● EXERCISE REQUIREMENTS: Put the lines into a Markdown table with two columns, No. and Entry. Begin at the line that has "Text: and: and (490, 252, 537, 275)" and stop after the line that has "Text: y(t): y(t) (494, 181, 520, 196)". Number each line, leave out blank lines, and include no other lines.

● DATA SHOWN:
START
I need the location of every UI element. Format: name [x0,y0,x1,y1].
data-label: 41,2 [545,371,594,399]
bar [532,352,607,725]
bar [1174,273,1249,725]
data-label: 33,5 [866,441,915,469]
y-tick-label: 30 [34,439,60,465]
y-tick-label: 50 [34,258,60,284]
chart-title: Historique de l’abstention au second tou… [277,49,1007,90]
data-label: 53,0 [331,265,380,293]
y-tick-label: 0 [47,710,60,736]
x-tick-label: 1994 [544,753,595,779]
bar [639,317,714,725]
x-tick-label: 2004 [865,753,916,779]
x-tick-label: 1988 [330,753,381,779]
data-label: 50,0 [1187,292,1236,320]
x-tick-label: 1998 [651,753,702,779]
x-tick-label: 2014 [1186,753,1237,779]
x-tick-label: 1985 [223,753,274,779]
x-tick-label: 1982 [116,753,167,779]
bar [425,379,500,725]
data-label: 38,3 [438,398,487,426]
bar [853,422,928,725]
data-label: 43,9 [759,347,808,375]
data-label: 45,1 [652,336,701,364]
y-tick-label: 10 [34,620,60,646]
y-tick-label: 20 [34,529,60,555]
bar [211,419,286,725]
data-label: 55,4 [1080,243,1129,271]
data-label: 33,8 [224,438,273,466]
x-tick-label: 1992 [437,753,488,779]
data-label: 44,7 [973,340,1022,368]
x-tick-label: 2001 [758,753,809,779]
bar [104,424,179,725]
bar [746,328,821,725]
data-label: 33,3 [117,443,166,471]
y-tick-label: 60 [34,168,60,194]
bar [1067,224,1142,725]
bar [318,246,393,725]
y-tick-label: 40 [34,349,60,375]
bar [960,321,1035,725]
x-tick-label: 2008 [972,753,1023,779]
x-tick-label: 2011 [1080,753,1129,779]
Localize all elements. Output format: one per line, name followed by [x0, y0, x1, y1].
END
START
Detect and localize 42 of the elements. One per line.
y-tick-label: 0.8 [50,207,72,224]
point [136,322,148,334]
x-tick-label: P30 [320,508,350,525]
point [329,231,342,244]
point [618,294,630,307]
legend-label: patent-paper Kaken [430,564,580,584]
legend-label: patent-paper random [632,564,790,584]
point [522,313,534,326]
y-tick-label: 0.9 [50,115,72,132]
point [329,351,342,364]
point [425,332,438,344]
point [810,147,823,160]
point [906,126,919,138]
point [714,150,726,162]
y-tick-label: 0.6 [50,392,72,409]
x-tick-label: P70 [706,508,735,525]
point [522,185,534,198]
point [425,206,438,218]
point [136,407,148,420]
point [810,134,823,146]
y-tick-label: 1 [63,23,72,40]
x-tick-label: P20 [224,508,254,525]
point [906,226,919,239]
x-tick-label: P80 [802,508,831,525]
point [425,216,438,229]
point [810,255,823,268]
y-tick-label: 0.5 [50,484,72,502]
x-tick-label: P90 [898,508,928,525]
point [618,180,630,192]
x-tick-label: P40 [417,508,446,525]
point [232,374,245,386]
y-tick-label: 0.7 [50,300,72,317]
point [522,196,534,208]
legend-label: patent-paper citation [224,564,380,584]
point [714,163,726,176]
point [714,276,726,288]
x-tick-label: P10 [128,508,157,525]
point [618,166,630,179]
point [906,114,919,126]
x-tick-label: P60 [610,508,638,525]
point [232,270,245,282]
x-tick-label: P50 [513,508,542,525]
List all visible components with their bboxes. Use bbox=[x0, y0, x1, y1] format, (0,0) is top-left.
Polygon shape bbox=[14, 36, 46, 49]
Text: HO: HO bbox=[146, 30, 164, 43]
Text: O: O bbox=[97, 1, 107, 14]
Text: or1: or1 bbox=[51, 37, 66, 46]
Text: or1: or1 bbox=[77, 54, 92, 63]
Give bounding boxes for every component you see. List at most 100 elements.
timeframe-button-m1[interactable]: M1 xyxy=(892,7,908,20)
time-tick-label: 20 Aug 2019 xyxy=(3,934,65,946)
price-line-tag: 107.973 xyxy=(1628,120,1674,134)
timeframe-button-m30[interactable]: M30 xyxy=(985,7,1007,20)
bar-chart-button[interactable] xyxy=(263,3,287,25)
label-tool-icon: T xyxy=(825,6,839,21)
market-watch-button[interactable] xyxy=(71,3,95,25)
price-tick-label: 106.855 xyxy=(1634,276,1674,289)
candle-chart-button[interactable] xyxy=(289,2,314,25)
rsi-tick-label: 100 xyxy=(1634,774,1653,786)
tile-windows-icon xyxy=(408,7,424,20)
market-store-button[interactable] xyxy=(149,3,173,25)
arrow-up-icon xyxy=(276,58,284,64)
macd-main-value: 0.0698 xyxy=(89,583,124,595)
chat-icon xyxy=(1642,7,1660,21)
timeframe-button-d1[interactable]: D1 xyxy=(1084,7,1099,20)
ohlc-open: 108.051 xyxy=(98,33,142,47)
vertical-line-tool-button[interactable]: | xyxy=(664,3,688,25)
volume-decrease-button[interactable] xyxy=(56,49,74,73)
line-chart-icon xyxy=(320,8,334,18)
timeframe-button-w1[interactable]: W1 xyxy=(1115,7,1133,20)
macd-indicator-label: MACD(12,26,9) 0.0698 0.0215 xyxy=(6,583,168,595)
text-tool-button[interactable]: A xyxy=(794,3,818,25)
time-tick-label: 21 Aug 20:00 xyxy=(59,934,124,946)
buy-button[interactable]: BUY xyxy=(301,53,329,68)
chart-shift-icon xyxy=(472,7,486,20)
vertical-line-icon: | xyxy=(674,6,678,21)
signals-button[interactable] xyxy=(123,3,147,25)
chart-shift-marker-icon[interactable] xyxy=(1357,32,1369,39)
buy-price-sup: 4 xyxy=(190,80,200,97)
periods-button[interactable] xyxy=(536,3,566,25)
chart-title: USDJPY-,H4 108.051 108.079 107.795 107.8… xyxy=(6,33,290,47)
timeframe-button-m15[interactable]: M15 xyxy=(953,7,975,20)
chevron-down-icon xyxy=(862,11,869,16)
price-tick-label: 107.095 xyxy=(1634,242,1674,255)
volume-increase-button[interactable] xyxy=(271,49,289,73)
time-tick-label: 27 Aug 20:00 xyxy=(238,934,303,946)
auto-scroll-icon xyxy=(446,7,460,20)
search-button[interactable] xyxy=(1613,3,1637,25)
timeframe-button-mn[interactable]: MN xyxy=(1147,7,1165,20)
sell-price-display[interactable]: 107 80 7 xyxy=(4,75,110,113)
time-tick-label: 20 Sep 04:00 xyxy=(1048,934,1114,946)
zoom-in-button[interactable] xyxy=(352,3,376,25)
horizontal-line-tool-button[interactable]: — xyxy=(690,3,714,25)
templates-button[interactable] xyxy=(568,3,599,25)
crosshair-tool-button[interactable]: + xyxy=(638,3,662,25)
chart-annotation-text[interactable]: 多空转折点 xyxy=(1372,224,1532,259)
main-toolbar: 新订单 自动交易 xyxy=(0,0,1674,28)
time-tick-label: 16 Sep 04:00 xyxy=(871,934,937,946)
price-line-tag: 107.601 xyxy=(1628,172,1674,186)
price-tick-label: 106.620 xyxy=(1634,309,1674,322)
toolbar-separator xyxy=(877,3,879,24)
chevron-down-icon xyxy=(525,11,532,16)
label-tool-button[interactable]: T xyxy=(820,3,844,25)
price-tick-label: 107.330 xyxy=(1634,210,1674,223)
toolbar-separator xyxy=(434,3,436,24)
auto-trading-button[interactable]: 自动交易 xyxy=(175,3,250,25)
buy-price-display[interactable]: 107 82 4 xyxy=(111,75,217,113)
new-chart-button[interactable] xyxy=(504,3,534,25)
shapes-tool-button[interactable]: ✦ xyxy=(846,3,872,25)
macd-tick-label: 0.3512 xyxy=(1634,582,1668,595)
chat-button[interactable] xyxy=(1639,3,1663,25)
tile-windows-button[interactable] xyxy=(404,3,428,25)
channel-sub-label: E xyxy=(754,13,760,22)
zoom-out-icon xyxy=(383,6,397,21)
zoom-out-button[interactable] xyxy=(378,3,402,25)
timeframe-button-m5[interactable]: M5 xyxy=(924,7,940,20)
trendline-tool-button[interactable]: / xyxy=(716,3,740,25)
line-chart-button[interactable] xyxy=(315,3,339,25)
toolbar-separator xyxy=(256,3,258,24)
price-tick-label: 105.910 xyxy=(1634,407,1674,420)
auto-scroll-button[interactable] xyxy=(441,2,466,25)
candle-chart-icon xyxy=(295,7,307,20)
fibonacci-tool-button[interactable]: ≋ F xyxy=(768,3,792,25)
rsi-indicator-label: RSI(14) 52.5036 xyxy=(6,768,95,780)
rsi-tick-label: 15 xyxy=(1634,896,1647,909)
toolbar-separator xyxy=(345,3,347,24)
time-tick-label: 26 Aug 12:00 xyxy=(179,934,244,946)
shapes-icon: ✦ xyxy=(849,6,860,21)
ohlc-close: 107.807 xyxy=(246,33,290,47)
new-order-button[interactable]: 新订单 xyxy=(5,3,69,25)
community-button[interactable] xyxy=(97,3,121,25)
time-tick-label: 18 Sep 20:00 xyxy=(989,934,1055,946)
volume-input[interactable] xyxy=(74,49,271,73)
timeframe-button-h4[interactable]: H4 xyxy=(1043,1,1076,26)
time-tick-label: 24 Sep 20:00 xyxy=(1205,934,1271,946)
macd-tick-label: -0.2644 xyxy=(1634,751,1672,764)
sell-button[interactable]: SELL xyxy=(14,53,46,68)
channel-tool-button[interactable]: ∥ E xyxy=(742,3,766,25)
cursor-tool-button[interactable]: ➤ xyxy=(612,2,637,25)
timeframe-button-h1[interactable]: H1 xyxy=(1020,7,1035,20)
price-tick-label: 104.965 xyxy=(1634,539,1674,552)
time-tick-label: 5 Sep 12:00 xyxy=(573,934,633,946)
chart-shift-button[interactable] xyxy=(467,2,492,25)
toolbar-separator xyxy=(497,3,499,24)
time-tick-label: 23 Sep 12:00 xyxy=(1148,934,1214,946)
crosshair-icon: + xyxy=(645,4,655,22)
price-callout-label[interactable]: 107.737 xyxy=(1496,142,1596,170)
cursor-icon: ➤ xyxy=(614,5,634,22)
END
START
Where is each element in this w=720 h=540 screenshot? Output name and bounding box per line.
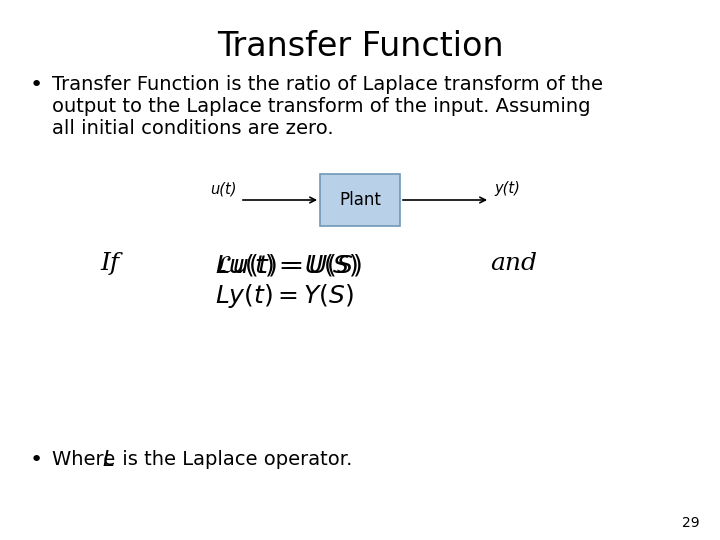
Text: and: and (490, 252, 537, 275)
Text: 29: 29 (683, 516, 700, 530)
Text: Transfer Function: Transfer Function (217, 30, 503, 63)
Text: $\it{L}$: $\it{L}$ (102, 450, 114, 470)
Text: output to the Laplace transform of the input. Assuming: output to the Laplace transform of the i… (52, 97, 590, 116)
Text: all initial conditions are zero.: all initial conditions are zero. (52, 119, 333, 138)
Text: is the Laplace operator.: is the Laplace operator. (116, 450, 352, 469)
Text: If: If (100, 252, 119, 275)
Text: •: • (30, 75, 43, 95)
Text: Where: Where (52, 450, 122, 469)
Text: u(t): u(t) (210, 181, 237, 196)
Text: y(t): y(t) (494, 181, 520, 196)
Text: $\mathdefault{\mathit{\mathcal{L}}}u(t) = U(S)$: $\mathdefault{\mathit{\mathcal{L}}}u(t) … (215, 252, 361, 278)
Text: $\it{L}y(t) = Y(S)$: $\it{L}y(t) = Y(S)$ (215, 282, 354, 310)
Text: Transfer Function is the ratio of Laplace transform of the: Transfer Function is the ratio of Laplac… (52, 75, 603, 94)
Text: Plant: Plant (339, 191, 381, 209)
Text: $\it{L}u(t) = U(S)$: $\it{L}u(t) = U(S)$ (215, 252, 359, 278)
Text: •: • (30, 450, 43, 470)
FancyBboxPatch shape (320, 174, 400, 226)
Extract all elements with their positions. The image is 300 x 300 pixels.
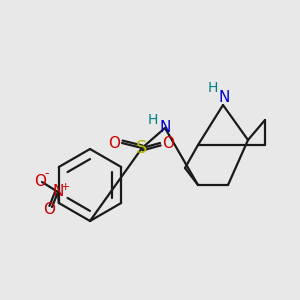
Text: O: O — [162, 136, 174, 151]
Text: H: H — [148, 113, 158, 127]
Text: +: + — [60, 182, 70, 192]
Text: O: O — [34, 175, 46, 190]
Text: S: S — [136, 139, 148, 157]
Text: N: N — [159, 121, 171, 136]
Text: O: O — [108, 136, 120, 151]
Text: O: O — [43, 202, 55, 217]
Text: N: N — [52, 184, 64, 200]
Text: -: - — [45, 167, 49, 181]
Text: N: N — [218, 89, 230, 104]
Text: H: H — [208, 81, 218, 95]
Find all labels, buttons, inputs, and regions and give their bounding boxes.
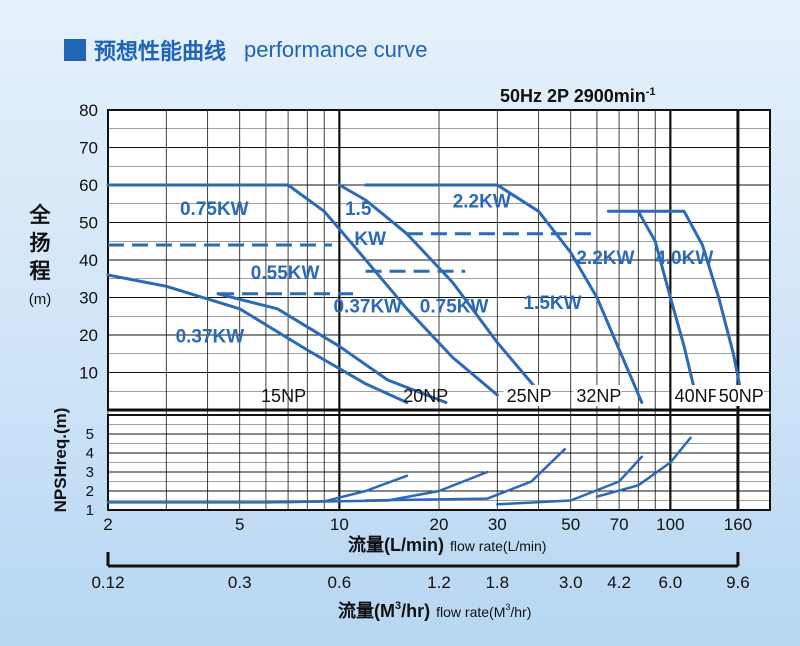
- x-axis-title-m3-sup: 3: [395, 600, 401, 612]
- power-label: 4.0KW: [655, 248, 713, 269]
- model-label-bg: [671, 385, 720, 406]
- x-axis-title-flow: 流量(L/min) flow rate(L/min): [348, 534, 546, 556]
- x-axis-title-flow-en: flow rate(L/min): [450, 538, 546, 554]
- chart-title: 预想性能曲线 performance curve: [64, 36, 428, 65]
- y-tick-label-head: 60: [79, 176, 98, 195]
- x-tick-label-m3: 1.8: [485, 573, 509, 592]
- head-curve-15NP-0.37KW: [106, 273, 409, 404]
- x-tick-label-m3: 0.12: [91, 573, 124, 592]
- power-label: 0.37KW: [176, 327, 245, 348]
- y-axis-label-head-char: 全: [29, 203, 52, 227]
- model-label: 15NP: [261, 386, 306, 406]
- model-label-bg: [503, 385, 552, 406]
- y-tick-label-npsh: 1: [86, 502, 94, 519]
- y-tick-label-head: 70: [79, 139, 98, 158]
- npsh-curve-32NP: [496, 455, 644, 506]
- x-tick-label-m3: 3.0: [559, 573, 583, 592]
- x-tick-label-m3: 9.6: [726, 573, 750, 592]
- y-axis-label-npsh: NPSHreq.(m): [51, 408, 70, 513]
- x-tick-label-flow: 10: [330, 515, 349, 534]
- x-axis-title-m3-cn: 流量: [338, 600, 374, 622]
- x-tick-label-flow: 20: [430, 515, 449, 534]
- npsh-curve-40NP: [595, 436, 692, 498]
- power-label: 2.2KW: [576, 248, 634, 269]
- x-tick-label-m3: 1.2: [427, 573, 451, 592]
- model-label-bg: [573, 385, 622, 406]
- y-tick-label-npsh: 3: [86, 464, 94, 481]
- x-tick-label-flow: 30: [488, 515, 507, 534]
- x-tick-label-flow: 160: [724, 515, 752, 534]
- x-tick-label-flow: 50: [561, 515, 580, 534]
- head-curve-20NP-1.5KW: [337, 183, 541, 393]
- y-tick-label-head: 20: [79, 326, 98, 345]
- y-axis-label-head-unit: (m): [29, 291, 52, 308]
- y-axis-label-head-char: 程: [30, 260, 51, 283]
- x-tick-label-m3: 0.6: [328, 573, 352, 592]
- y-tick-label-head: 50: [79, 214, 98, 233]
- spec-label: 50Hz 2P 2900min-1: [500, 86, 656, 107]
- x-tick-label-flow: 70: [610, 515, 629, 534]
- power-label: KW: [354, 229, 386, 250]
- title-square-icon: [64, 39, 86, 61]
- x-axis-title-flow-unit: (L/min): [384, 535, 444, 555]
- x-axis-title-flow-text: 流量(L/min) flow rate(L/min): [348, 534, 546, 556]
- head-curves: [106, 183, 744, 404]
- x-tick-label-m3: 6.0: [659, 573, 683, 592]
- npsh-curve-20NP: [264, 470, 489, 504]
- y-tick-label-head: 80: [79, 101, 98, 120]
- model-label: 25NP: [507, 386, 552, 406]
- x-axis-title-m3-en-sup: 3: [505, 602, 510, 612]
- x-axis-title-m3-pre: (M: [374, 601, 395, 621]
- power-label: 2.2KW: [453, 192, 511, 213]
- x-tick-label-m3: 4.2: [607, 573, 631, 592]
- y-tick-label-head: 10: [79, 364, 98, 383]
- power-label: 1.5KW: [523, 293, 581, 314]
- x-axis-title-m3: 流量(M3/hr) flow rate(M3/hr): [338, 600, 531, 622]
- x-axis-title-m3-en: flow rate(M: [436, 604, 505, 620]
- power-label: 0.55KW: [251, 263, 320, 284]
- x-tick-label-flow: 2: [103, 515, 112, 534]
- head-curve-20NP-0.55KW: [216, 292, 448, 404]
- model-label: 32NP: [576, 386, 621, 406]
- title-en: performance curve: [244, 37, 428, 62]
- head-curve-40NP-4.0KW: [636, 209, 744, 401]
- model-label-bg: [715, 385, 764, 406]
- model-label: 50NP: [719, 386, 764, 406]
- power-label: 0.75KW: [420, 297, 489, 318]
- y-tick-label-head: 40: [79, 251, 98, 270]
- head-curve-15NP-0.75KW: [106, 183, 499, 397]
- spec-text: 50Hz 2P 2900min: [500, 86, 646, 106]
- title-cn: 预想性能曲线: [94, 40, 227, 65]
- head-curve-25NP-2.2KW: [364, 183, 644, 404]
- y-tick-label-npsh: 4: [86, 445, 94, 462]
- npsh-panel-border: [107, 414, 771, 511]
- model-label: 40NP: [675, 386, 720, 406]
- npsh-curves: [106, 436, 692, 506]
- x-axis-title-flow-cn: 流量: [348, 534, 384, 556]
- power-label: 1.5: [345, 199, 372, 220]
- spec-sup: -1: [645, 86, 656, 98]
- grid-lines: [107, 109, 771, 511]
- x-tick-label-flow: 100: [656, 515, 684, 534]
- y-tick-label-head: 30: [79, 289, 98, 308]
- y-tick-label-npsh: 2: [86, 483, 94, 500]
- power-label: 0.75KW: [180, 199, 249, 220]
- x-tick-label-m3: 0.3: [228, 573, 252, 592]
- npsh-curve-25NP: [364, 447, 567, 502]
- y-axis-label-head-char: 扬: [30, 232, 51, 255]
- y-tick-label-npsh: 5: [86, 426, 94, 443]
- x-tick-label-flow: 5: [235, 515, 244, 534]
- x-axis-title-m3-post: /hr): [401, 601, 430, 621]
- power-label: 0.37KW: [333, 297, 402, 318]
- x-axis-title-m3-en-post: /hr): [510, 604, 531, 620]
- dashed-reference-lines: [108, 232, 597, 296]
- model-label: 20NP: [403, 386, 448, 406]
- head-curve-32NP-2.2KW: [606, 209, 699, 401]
END
● PROBLEM SOLUTION:
| No. | Entry |
|---|---|
| 1 | Text: and: and (490, 252, 537, 275) |
| 2 | Text: 29: 29 (683, 516, 700, 530) |
| 3 | Text: Transfer Function: Transfer Function (217, 30, 503, 63) |
| 4 | Text: $\it{L}$: $\it{L}$ (102, 450, 114, 470) |
| 5 | Text: output to the Laplace transform of the input. Assuming: output to the Laplace transform of the i… (52, 97, 590, 116) |
| 6 | Text: all initial conditions are zero.: all initial conditions are zero. (52, 119, 333, 138) |
| 7 | Text: is the Laplace operator.: is the Laplace operator. (116, 450, 352, 469) |
| 8 | Text: If: If (100, 252, 119, 275) |
| 9 | Text: •: • (30, 75, 43, 95) |
| 10 | Text: Where: Where (52, 450, 122, 469) |
| 11 | Text: u(t): u(t) (210, 181, 237, 196) |
| 12 | Text: y(t): y(t) (494, 181, 520, 196) |